— BEGIN Raw data —

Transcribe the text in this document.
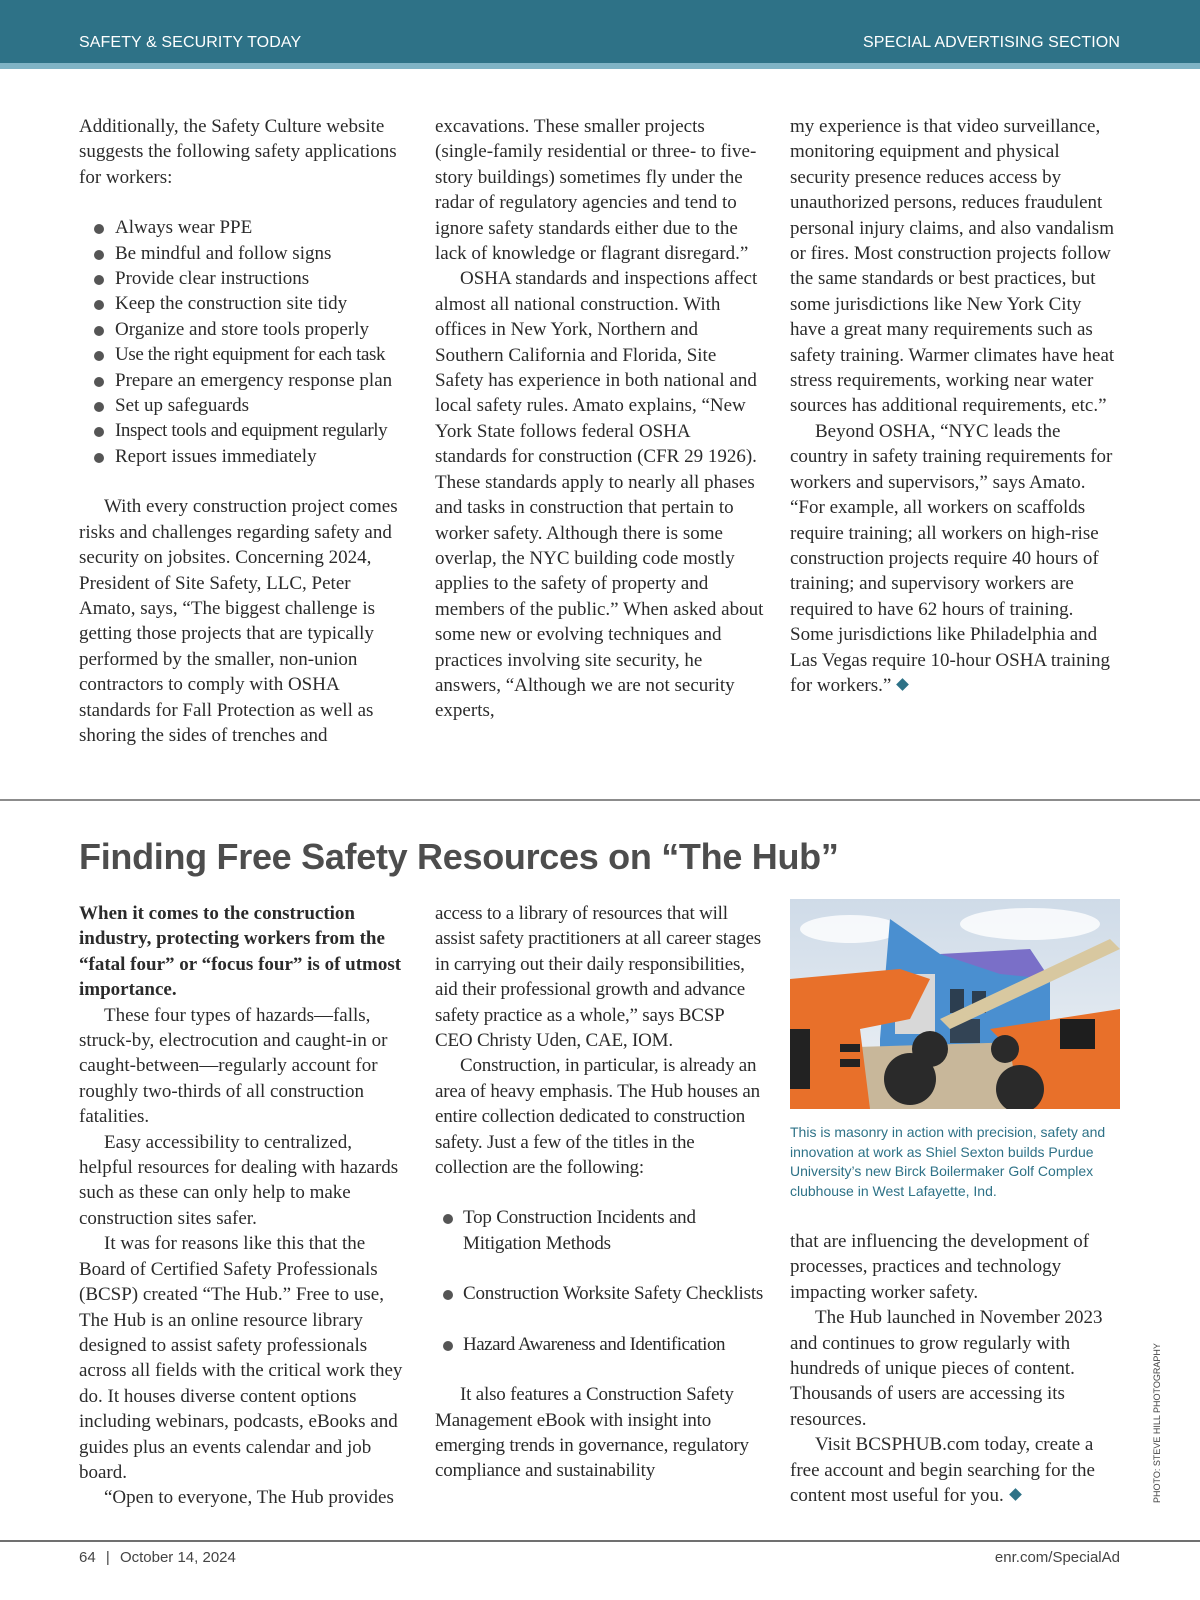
SAFETY & SECURITY TODAY	SPECIAL ADVERTISING SECTION

Additionally, the Safety Culture website suggests the following safety applications for workers:

Always wear PPE
Be mindful and follow signs
Provide clear instructions
Keep the construction site tidy
Organize and store tools properly
Use the right equipment for each task
Prepare an emergency response plan
Set up safeguards
Inspect tools and equipment regularly
Report issues immediately

With every construction project comes risks and challenges regarding safety and security on jobsites. Concerning 2024, President of Site Safety, LLC, Peter Amato, says, “The biggest challenge is getting those projects that are typically performed by the smaller, non-union contractors to comply with OSHA standards for Fall Protection as well as shoring the sides of trenches and

excavations. These smaller projects (single-family residential or three- to five-story buildings) sometimes fly under the radar of regulatory agencies and tend to ignore safety standards either due to the lack of knowledge or flagrant disregard.”

OSHA standards and inspections affect almost all national construction. With offices in New York, Northern and Southern California and Florida, Site Safety has experience in both national and local safety rules. Amato explains, “New York State follows federal OSHA standards for construction (CFR 29 1926). These standards apply to nearly all phases and tasks in construction that pertain to worker safety. Although there is some overlap, the NYC building code mostly applies to the safety of property and members of the public.” When asked about some new or evolving techniques and practices involving site security, he answers, “Although we are not security experts,

my experience is that video surveillance, monitoring equipment and physical security presence reduces access by unauthorized persons, reduces fraudulent personal injury claims, and also vandalism or fires. Most construction projects follow the same standards or best practices, but some jurisdictions like New York City have a great many requirements such as safety training. Warmer climates have heat stress requirements, working near water sources has additional requirements, etc.”

Beyond OSHA, “NYC leads the country in safety training requirements for workers and supervisors,” says Amato. “For example, all workers on scaffolds require training; all workers on high-rise construction projects require 40 hours of training; and supervisory workers are required to have 62 hours of training. Some jurisdictions like Philadelphia and Las Vegas require 10-hour OSHA training for workers.”

Finding Free Safety Resources on “The Hub”

When it comes to the construction industry, protecting workers from the “fatal four” or “focus four” is of utmost importance.

These four types of hazards—falls, struck-by, electrocution and caught-in or caught-between—regularly account for roughly two-thirds of all construction fatalities.

Easy accessibility to centralized, helpful resources for dealing with hazards such as these can only help to make construction sites safer.

It was for reasons like this that the Board of Certified Safety Professionals (BCSP) created “The Hub.” Free to use, The Hub is an online resource library designed to assist safety professionals across all fields with the critical work they do. It houses diverse content options including webinars, podcasts, eBooks and guides plus an events calendar and job board.

“Open to everyone, The Hub provides

access to a library of resources that will assist safety practitioners at all career stages in carrying out their daily responsibilities, aid their professional growth and advance safety practice as a whole,” says BCSP CEO Christy Uden, CAE, IOM.

Construction, in particular, is already an area of heavy emphasis. The Hub houses an entire collection dedicated to construction safety. Just a few of the titles in the collection are the following:

Top Construction Incidents and Mitigation Methods
Construction Worksite Safety Checklists
Hazard Awareness and Identification

It also features a Construction Safety Management eBook with insight into emerging trends in governance, regulatory compliance and sustainability

This is masonry in action with precision, safety and innovation at work as Shiel Sexton builds Purdue University’s new Birck Boilermaker Golf Complex clubhouse in West Lafayette, Ind.

that are influencing the development of processes, practices and technology impacting worker safety.

The Hub launched in November 2023 and continues to grow regularly with hundreds of unique pieces of content. Thousands of users are accessing its resources.

Visit BCSPHUB.com today, create a free account and begin searching for the content most useful for you.	PHOTO: STEVE HILL PHOTOGRAPHY
64 | October 14, 2024	enr.com/SpecialAd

— END Raw data —

Problem description:
Locate each line with the word "following" and copy it.

Task solution:
Additionally, the Safety Culture website suggests the following safety applications for workers:
Construction, in particular, is already an area of heavy emphasis. The Hub houses an entire collection dedicated to construction safety. Just a few of the titles in the collection are the following:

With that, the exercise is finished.